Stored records
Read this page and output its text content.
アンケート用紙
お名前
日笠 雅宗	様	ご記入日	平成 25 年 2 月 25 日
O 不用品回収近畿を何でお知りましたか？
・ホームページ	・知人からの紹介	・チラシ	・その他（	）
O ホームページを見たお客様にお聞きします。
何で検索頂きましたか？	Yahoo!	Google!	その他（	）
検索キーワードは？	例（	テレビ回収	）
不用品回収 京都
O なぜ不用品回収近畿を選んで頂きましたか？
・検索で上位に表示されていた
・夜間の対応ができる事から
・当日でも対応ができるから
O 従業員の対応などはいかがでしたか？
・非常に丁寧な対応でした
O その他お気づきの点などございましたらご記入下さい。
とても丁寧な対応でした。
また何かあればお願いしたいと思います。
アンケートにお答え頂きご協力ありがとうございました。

EXERCISE INSTRUCTIONS:
Restate the data above word for word, please.

THE REPLY:
Read this page and output its text content.
アンケート用紙
お名前
日笠 雅宗	様	ご記入日	平成 25 年 2 月 25 日
O 不用品回収近畿を何でお知りましたか？
・ホームページ	・知人からの紹介	・チラシ	・その他（	）
O ホームページを見たお客様にお聞きします。
何で検索頂きましたか？	Yahoo!	Google!	その他（	）
検索キーワードは？	例（	テレビ回収	）
不用品回収 京都
O なぜ不用品回収近畿を選んで頂きましたか？
・検索で上位に表示されていた
・夜間の対応ができる事から
・当日でも対応ができるから
O 従業員の対応などはいかがでしたか？
・非常に丁寧な対応でした
O その他お気づきの点などございましたらご記入下さい。
とても丁寧な対応でした。
また何かあればお願いしたいと思います。
アンケートにお答え頂きご協力ありがとうございました。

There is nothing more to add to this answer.